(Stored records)
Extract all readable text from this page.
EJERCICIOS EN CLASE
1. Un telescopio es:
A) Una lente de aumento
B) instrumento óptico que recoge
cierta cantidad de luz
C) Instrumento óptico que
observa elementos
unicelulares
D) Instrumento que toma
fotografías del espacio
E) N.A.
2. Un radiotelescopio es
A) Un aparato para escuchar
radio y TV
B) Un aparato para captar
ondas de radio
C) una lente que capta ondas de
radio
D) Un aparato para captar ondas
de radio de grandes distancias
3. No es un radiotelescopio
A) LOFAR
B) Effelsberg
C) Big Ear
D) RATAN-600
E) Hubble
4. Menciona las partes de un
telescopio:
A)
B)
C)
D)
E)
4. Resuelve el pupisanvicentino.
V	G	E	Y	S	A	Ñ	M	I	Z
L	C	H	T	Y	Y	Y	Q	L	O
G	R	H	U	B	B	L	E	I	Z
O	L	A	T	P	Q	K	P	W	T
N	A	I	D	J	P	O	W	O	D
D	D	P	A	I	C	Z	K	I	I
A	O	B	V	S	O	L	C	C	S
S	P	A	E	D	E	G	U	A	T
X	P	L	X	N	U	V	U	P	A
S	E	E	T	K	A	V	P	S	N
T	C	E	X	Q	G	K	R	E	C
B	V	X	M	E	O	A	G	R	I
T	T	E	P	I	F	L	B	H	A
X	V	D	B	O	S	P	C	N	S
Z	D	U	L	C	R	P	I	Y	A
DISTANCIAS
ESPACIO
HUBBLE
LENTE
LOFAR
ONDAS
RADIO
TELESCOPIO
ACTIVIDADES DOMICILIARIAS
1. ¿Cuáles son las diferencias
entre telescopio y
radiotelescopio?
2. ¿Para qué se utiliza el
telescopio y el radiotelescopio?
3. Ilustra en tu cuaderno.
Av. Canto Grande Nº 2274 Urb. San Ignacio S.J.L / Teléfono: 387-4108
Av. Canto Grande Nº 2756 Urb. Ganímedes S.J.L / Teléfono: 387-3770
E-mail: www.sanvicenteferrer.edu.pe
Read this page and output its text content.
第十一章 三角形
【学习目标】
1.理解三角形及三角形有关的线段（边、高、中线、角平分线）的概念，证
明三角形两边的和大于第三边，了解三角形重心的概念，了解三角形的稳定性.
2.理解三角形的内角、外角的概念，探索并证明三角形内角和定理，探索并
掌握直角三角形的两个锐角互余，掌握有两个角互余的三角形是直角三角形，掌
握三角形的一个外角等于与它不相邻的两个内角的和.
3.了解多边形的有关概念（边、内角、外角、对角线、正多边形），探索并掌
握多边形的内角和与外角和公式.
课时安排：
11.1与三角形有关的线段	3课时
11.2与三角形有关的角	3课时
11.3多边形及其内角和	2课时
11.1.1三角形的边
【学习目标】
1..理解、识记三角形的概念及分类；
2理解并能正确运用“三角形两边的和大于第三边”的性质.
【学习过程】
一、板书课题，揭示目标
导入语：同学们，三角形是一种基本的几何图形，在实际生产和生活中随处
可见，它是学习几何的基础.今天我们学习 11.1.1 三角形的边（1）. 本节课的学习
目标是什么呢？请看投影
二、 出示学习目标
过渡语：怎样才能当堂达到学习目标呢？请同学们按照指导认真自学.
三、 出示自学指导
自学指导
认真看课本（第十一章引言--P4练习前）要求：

THE TASK: Retype the whole listing, matching it exactly.

RIGHT ANSWER:
Extract all readable text from this page.
EJERCICIOS EN CLASE
1. Un telescopio es:
A) Una lente de aumento
B) instrumento óptico que recoge
cierta cantidad de luz
C) Instrumento óptico que
observa elementos
unicelulares
D) Instrumento que toma
fotografías del espacio
E) N.A.
2. Un radiotelescopio es
A) Un aparato para escuchar
radio y TV
B) Un aparato para captar
ondas de radio
C) una lente que capta ondas de
radio
D) Un aparato para captar ondas
de radio de grandes distancias
3. No es un radiotelescopio
A) LOFAR
B) Effelsberg
C) Big Ear
D) RATAN-600
E) Hubble
4. Menciona las partes de un
telescopio:
A)
B)
C)
D)
E)
4. Resuelve el pupisanvicentino.
V	G	E	Y	S	A	Ñ	M	I	Z
L	C	H	T	Y	Y	Y	Q	L	O
G	R	H	U	B	B	L	E	I	Z
O	L	A	T	P	Q	K	P	W	T
N	A	I	D	J	P	O	W	O	D
D	D	P	A	I	C	Z	K	I	I
A	O	B	V	S	O	L	C	C	S
S	P	A	E	D	E	G	U	A	T
X	P	L	X	N	U	V	U	P	A
S	E	E	T	K	A	V	P	S	N
T	C	E	X	Q	G	K	R	E	C
B	V	X	M	E	O	A	G	R	I
T	T	E	P	I	F	L	B	H	A
X	V	D	B	O	S	P	C	N	S
Z	D	U	L	C	R	P	I	Y	A
DISTANCIAS
ESPACIO
HUBBLE
LENTE
LOFAR
ONDAS
RADIO
TELESCOPIO
ACTIVIDADES DOMICILIARIAS
1. ¿Cuáles son las diferencias
entre telescopio y
radiotelescopio?
2. ¿Para qué se utiliza el
telescopio y el radiotelescopio?
3. Ilustra en tu cuaderno.
Av. Canto Grande Nº 2274 Urb. San Ignacio S.J.L / Teléfono: 387-4108
Av. Canto Grande Nº 2756 Urb. Ganímedes S.J.L / Teléfono: 387-3770
E-mail: www.sanvicenteferrer.edu.pe
Read this page and output its text content.
第十一章 三角形
【学习目标】
1.理解三角形及三角形有关的线段（边、高、中线、角平分线）的概念，证
明三角形两边的和大于第三边，了解三角形重心的概念，了解三角形的稳定性.
2.理解三角形的内角、外角的概念，探索并证明三角形内角和定理，探索并
掌握直角三角形的两个锐角互余，掌握有两个角互余的三角形是直角三角形，掌
握三角形的一个外角等于与它不相邻的两个内角的和.
3.了解多边形的有关概念（边、内角、外角、对角线、正多边形），探索并掌
握多边形的内角和与外角和公式.
课时安排：
11.1与三角形有关的线段	3课时
11.2与三角形有关的角	3课时
11.3多边形及其内角和	2课时
11.1.1三角形的边
【学习目标】
1..理解、识记三角形的概念及分类；
2理解并能正确运用“三角形两边的和大于第三边”的性质.
【学习过程】
一、板书课题，揭示目标
导入语：同学们，三角形是一种基本的几何图形，在实际生产和生活中随处
可见，它是学习几何的基础.今天我们学习 11.1.1 三角形的边（1）. 本节课的学习
目标是什么呢？请看投影
二、 出示学习目标
过渡语：怎样才能当堂达到学习目标呢？请同学们按照指导认真自学.
三、 出示自学指导
自学指导
认真看课本（第十一章引言--P4练习前）要求：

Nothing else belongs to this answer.